Records from a collection of figures:
____________

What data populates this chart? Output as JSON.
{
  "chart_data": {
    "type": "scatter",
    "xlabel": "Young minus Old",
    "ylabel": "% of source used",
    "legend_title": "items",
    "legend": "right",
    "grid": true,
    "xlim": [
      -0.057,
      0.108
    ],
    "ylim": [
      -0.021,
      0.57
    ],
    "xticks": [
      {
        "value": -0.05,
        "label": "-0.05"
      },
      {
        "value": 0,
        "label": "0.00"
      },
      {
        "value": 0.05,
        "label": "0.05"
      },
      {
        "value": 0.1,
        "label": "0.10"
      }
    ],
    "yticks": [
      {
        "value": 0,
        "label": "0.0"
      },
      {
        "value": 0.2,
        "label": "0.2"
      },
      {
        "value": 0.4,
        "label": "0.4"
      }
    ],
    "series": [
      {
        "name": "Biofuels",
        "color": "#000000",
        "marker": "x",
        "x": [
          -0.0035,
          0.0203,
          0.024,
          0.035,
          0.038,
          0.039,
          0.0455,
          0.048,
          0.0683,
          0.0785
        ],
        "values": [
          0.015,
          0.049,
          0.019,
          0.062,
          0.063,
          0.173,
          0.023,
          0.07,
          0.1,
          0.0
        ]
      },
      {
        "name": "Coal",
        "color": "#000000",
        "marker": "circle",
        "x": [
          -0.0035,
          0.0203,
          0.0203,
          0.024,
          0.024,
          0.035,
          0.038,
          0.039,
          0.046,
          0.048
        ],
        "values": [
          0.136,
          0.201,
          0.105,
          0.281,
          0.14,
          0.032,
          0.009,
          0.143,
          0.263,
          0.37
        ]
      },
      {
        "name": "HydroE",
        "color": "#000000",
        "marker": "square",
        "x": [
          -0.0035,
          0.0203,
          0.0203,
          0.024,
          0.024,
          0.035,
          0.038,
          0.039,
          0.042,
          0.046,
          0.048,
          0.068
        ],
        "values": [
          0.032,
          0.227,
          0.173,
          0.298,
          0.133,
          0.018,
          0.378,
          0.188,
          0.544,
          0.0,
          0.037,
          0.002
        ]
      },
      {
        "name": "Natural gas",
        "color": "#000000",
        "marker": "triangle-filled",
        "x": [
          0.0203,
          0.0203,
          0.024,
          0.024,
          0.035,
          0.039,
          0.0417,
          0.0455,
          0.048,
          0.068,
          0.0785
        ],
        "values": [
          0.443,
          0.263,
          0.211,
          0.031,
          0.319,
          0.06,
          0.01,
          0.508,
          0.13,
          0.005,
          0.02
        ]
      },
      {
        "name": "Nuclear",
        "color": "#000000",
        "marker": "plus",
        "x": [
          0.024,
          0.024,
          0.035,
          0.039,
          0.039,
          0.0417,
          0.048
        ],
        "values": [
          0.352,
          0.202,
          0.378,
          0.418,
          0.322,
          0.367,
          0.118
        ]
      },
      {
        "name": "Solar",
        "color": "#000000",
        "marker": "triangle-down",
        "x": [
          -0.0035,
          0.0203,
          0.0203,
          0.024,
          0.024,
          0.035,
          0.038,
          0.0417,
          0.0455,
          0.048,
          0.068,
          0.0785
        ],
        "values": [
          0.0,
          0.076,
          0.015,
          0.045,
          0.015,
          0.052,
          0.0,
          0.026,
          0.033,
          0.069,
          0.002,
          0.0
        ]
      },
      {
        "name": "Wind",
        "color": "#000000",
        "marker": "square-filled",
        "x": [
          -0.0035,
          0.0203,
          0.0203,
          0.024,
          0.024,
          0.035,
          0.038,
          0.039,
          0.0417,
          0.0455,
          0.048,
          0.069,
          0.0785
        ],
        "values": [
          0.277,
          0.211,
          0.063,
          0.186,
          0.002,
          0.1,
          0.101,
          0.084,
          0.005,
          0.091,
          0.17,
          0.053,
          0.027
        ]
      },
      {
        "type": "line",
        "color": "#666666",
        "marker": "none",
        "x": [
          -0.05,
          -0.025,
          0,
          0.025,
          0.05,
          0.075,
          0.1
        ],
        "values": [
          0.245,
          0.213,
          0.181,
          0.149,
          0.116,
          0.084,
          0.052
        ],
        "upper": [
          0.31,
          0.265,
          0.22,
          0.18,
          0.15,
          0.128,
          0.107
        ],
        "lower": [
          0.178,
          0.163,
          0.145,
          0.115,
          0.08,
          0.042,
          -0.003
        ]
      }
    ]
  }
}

____________

Retype all the material above precisely, with no line left out.

## Response for this exercise
What data populates this chart? Output as JSON.
{
  "chart_data": {
    "type": "scatter",
    "xlabel": "Young minus Old",
    "ylabel": "% of source used",
    "legend_title": "items",
    "legend": "right",
    "grid": true,
    "xlim": [
      -0.057,
      0.108
    ],
    "ylim": [
      -0.021,
      0.57
    ],
    "xticks": [
      {
        "value": -0.05,
        "label": "-0.05"
      },
      {
        "value": 0,
        "label": "0.00"
      },
      {
        "value": 0.05,
        "label": "0.05"
      },
      {
        "value": 0.1,
        "label": "0.10"
      }
    ],
    "yticks": [
      {
        "value": 0,
        "label": "0.0"
      },
      {
        "value": 0.2,
        "label": "0.2"
      },
      {
        "value": 0.4,
        "label": "0.4"
      }
    ],
    "series": [
      {
        "name": "Biofuels",
        "color": "#000000",
        "marker": "x",
        "x": [
          -0.0035,
          0.0203,
          0.024,
          0.035,
          0.038,
          0.039,
          0.0455,
          0.048,
          0.0683,
          0.0785
        ],
        "values": [
          0.015,
          0.049,
          0.019,
          0.062,
          0.063,
          0.173,
          0.023,
          0.07,
          0.1,
          0.0
        ]
      },
      {
        "name": "Coal",
        "color": "#000000",
        "marker": "circle",
        "x": [
          -0.0035,
          0.0203,
          0.0203,
          0.024,
          0.024,
          0.035,
          0.038,
          0.039,
          0.046,
          0.048
        ],
        "values": [
          0.136,
          0.201,
          0.105,
          0.281,
          0.14,
          0.032,
          0.009,
          0.143,
          0.263,
          0.37
        ]
      },
      {
        "name": "HydroE",
        "color": "#000000",
        "marker": "square",
        "x": [
          -0.0035,
          0.0203,
          0.0203,
          0.024,
          0.024,
          0.035,
          0.038,
          0.039,
          0.042,
          0.046,
          0.048,
          0.068
        ],
        "values": [
          0.032,
          0.227,
          0.173,
          0.298,
          0.133,
          0.018,
          0.378,
          0.188,
          0.544,
          0.0,
          0.037,
          0.002
        ]
      },
      {
        "name": "Natural gas",
        "color": "#000000",
        "marker": "triangle-filled",
        "x": [
          0.0203,
          0.0203,
          0.024,
          0.024,
          0.035,
          0.039,
          0.0417,
          0.0455,
          0.048,
          0.068,
          0.0785
        ],
        "values": [
          0.443,
          0.263,
          0.211,
          0.031,
          0.319,
          0.06,
          0.01,
          0.508,
          0.13,
          0.005,
          0.02
        ]
      },
      {
        "name": "Nuclear",
        "color": "#000000",
        "marker": "plus",
        "x": [
          0.024,
          0.024,
          0.035,
          0.039,
          0.039,
          0.0417,
          0.048
        ],
        "values": [
          0.352,
          0.202,
          0.378,
          0.418,
          0.322,
          0.367,
          0.118
        ]
      },
      {
        "name": "Solar",
        "color": "#000000",
        "marker": "triangle-down",
        "x": [
          -0.0035,
          0.0203,
          0.0203,
          0.024,
          0.024,
          0.035,
          0.038,
          0.0417,
          0.0455,
          0.048,
          0.068,
          0.0785
        ],
        "values": [
          0.0,
          0.076,
          0.015,
          0.045,
          0.015,
          0.052,
          0.0,
          0.026,
          0.033,
          0.069,
          0.002,
          0.0
        ]
      },
      {
        "name": "Wind",
        "color": "#000000",
        "marker": "square-filled",
        "x": [
          -0.0035,
          0.0203,
          0.0203,
          0.024,
          0.024,
          0.035,
          0.038,
          0.039,
          0.0417,
          0.0455,
          0.048,
          0.069,
          0.0785
        ],
        "values": [
          0.277,
          0.211,
          0.063,
          0.186,
          0.002,
          0.1,
          0.101,
          0.084,
          0.005,
          0.091,
          0.17,
          0.053,
          0.027
        ]
      },
      {
        "type": "line",
        "color": "#666666",
        "marker": "none",
        "x": [
          -0.05,
          -0.025,
          0,
          0.025,
          0.05,
          0.075,
          0.1
        ],
        "values": [
          0.245,
          0.213,
          0.181,
          0.149,
          0.116,
          0.084,
          0.052
        ],
        "upper": [
          0.31,
          0.265,
          0.22,
          0.18,
          0.15,
          0.128,
          0.107
        ],
        "lower": [
          0.178,
          0.163,
          0.145,
          0.115,
          0.08,
          0.042,
          -0.003
        ]
      }
    ]
  }
}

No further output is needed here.